From the listing below, pull each line that includes "tabs".
- - - - - - -
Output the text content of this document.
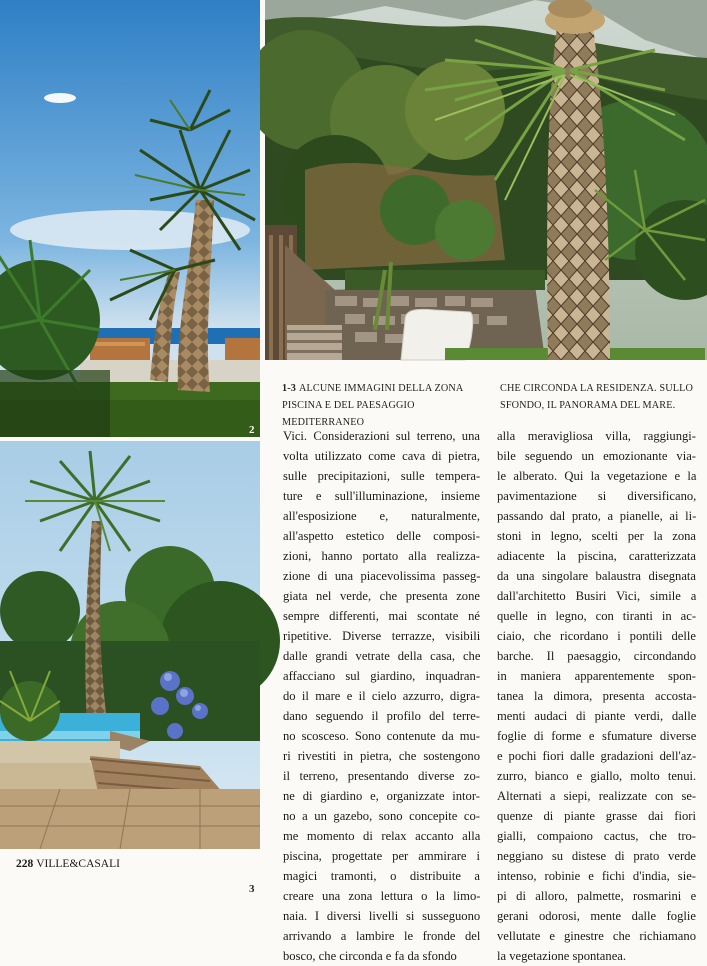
2
3
1-3 ALCUNE IMMAGINI DELLA ZONA PISCINA E DEL PAESAGGIO MEDITERRANEO
CHE CIRCONDA LA RESIDENZA. SULLO SFONDO, IL PANORAMA DEL MARE.
Vici. Considerazioni sul terreno, una
volta utilizzato come cava di pietra,
sulle precipitazioni, sulle tempera-
ture e sull'illuminazione, insieme
all'esposizione e, naturalmente,
all'aspetto estetico delle composi-
zioni, hanno portato alla realizza-
zione di una piacevolissima passeg-
giata nel verde, che presenta zone
sempre differenti, mai scontate né
ripetitive. Diverse terrazze, visibili
dalle grandi vetrate della casa, che
affacciano sul giardino, inquadran-
do il mare e il cielo azzurro, digra-
dano seguendo il profilo del terre-
no scosceso. Sono contenute da mu-
ri rivestiti in pietra, che sostengono
il terreno, presentando diverse zo-
ne di giardino e, organizzate intor-
no a un gazebo, sono concepite co-
me momento di relax accanto alla
piscina, progettate per ammirare i
magici tramonti, o distribuite a
creare una zona lettura o la limo-
naia. I diversi livelli si susseguono
arrivando a lambire le fronde del
bosco, che circonda e fa da sfondo
alla meravigliosa villa, raggiungi-
bile seguendo un emozionante via-
le alberato. Qui la vegetazione e la
pavimentazione si diversificano,
passando dal prato, a pianelle, ai li-
stoni in legno, scelti per la zona
adiacente la piscina, caratterizzata
da una singolare balaustra disegnata
dall'architetto Busiri Vici, simile a
quelle in legno, con tiranti in ac-
ciaio, che ricordano i pontili delle
barche. Il paesaggio, circondando
in maniera apparentemente spon-
tanea la dimora, presenta accosta-
menti audaci di piante verdi, dalle
foglie di forme e sfumature diverse
e pochi fiori dalle gradazioni dell'az-
zurro, bianco e giallo, molto tenui.
Alternati a siepi, realizzate con se-
quenze di piante grasse dai fiori
gialli, compaiono cactus, che tro-
neggiano su distese di prato verde
intenso, robinie e fichi d'india, sie-
pi di alloro, palmette, rosmarini e
gerani odorosi, mente dalle foglie
vellutate e ginestre che richiamano
la vegetazione spontanea.
228 VILLE&CASALI
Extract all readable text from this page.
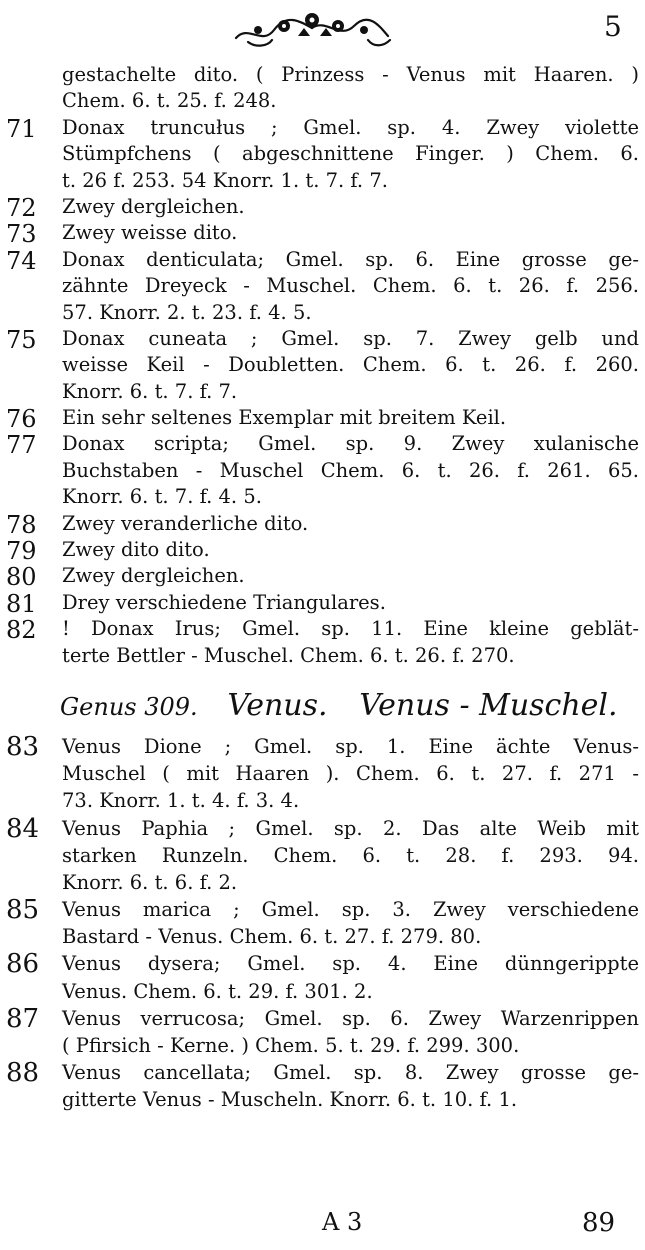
5
gestachelte dito. ( Prinzess - Venus mit Haaren. )
Chem. 6. t. 25. f. 248.
71	Donax truncułus ; Gmel. sp. 4. Zwey violette
Stümpfchens ( abgeschnittene Finger. ) Chem. 6.
t. 26 f. 253. 54 Knorr. 1. t. 7. f. 7.
72	Zwey dergleichen.
73	Zwey weisse dito.
74	Donax denticulata; Gmel. sp. 6. Eine grosse ge-
zähnte Dreyeck - Muschel. Chem. 6. t. 26. f. 256.
57. Knorr. 2. t. 23. f. 4. 5.
75	Donax cuneata ; Gmel. sp. 7. Zwey gelb und
weisse Keil - Doubletten. Chem. 6. t. 26. f. 260.
Knorr. 6. t. 7. f. 7.
76	Ein sehr seltenes Exemplar mit breitem Keil.
77	Donax scripta; Gmel. sp. 9. Zwey xulanische
Buchstaben - Muschel Chem. 6. t. 26. f. 261. 65.
Knorr. 6. t. 7. f. 4. 5.
78	Zwey veranderliche dito.
79	Zwey dito dito.
80	Zwey dergleichen.
81	Drey verschiedene Triangulares.
82	! Donax Irus; Gmel. sp. 11. Eine kleine geblät-
terte Bettler - Muschel. Chem. 6. t. 26. f. 270.
Genus 309. Venus. Venus - Muschel.
83	Venus Dione ; Gmel. sp. 1. Eine ächte Venus-
Muschel ( mit Haaren ). Chem. 6. t. 27. f. 271 -
73. Knorr. 1. t. 4. f. 3. 4.
84	Venus Paphia ; Gmel. sp. 2. Das alte Weib mit
starken Runzeln. Chem. 6. t. 28. f. 293. 94.
Knorr. 6. t. 6. f. 2.
85	Venus marica ; Gmel. sp. 3. Zwey verschiedene
Bastard - Venus. Chem. 6. t. 27. f. 279. 80.
86	Venus dysera; Gmel. sp. 4. Eine dünngerippte
Venus. Chem. 6. t. 29. f. 301. 2.
87	Venus verrucosa; Gmel. sp. 6. Zwey Warzenrippen
( Pfirsich - Kerne. ) Chem. 5. t. 29. f. 299. 300.
88	Venus cancellata; Gmel. sp. 8. Zwey grosse ge-
gitterte Venus - Muscheln. Knorr. 6. t. 10. f. 1.
A 3	89
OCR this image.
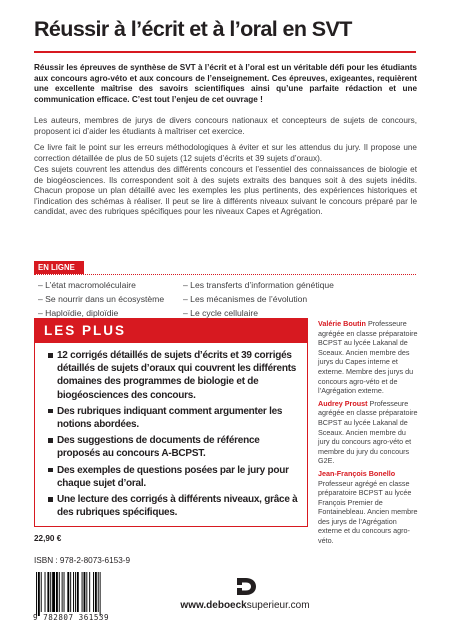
Réussir à l’écrit et à l’oral en SVT
Réussir les épreuves de synthèse de SVT à l’écrit et à l’oral est un véritable défi pour les étudiants aux concours agro-véto et aux concours de l’enseignement. Ces épreuves, exigeantes, requièrent une excellente maîtrise des savoirs scientifiques ainsi qu’une parfaite rédaction et une communication efficace. C’est tout l’enjeu de cet ouvrage !
Les auteurs, membres de jurys de divers concours nationaux et concepteurs de sujets de concours, proposent ici d’aider les étudiants à maîtriser cet exercice.
Ce livre fait le point sur les erreurs méthodologiques à éviter et sur les attendus du jury. Il propose une correction détaillée de plus de 50 sujets (12 sujets d’écrits et 39 sujets d’oraux).
Ces sujets couvrent les attendus des différents concours et l’essentiel des connaissances de biologie et de biogéosciences. Ils correspondent soit à des sujets extraits des banques soit à des sujets inédits. Chacun propose un plan détaillé avec les exemples les plus pertinents, des expériences historiques et l’indication des schémas à réaliser. Il peut se lire à différents niveaux suivant le concours préparé par le candidat, avec des rubriques spécifiques pour les niveaux Capes et Agrégation.
EN LIGNE
– L’état macromoléculaire
– Se nourrir dans un écosystème
– Haploïdie, diploïdie
– Les transferts d’information génétique
– Les mécanismes de l’évolution
– Le cycle cellulaire
LES PLUS
12 corrigés détaillés de sujets d’écrits et 39 corrigés détaillés de sujets d’oraux qui couvrent les différents domaines des programmes de biologie et de biogéosciences des concours.
Des rubriques indiquant comment argumenter les notions abordées.
Des suggestions de documents de référence proposés au concours A-BCPST.
Des exemples de questions posées par le jury pour chaque sujet d’oral.
Une lecture des corrigés à différents niveaux, grâce à des rubriques spécifiques.
Valérie Boutin Professeure agrégée en classe préparatoire BCPST au lycée Lakanal de Sceaux. Ancien membre des jurys du Capes interne et externe. Membre des jurys du concours agro-véto et de l’Agrégation externe.
Audrey Proust Professeure agrégée en classe préparatoire BCPST au lycée Lakanal de Sceaux. Ancien membre du jury du concours agro-véto et membre du jury du concours G2E.
Jean-François Bonello Professeur agrégé en classe préparatoire BCPST au lycée François Premier de Fontainebleau. Ancien membre des jurys de l’Agrégation externe et du concours agro-véto.
22,90 €
ISBN : 978-2-8073-6153-9
9 782807 361539
www.deboecksuperieur.com
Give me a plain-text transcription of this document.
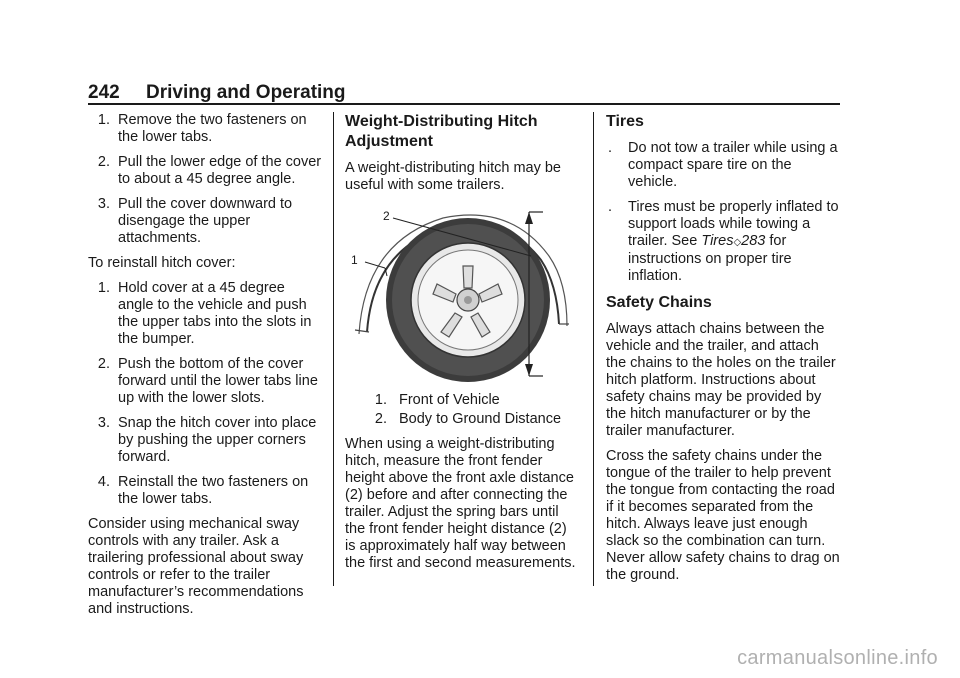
242 Driving and Operating
1. Remove the two fasteners on the lower tabs.
2. Pull the lower edge of the cover to about a 45 degree angle.
3. Pull the cover downward to disengage the upper attachments.

To reinstall hitch cover:

1. Hold cover at a 45 degree angle to the vehicle and push the upper tabs into the slots in the bumper.
2. Push the bottom of the cover forward until the lower tabs line up with the lower slots.
3. Snap the hitch cover into place by pushing the upper corners forward.
4. Reinstall the two fasteners on the lower tabs.

Consider using mechanical sway controls with any trailer. Ask a trailering professional about sway controls or refer to the trailer manufacturer’s recommendations and instructions.

Weight-Distributing Hitch Adjustment

A weight-distributing hitch may be useful with some trailers.

2
1
1. Front of Vehicle
2. Body to Ground Distance

When using a weight-distributing hitch, measure the front fender height above the front axle distance (2) before and after connecting the trailer. Adjust the spring bars until the front fender height distance (2) is approximately half way between the first and second measurements.

Tires
. Do not tow a trailer while using a compact spare tire on the vehicle.
. Tires must be properly inflated to support loads while towing a trailer. See Tires◇283 for instructions on proper tire inflation.
Safety Chains

Always attach chains between the vehicle and the trailer, and attach the chains to the holes on the trailer hitch platform. Instructions about safety chains may be provided by the hitch manufacturer or by the trailer manufacturer.

Cross the safety chains under the tongue of the trailer to help prevent the tongue from contacting the road if it becomes separated from the hitch. Always leave just enough slack so the combination can turn. Never allow safety chains to drag on the ground.

carmanualsonline.info
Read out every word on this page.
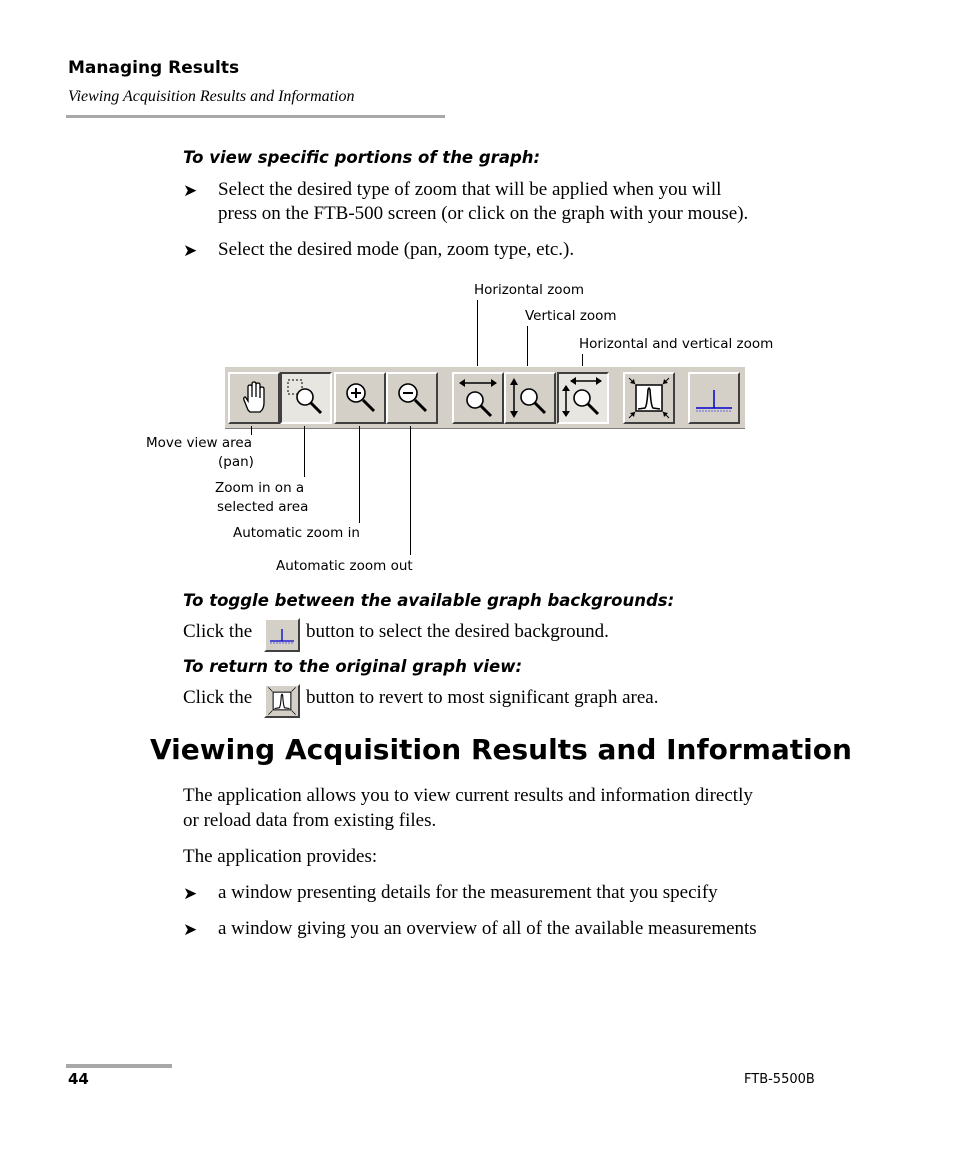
Managing Results
Viewing Acquisition Results and Information
To view specific portions of the graph:
➤ Select the desired type of zoom that will be applied when you will
press on the FTB-500 screen (or click on the graph with your mouse).
➤ Select the desired mode (pan, zoom type, etc.).
Horizontal zoom
Vertical zoom
Horizontal and vertical zoom
Move view area
(pan)
Zoom in on a
selected area
Automatic zoom in
Automatic zoom out
To toggle between the available graph backgrounds:
Click the	button to select the desired background.
To return to the original graph view:
Click the	button to revert to most significant graph area.
Viewing Acquisition Results and Information
The application allows you to view current results and information directly
or reload data from existing files.
The application provides:
➤ a window presenting details for the measurement that you specify
➤ a window giving you an overview of all of the available measurements
44	FTB-5500B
- - - - - - -
→ Output:
1. Remove the two fasteners on the lower tabs.
1. Hold cover at a 45 degree angle to the vehicle and push the upper tabs into the slots in the bumper.
2. Push the bottom of the cover forward until the lower tabs line up with the lower slots.
4. Reinstall the two fasteners on the lower tabs.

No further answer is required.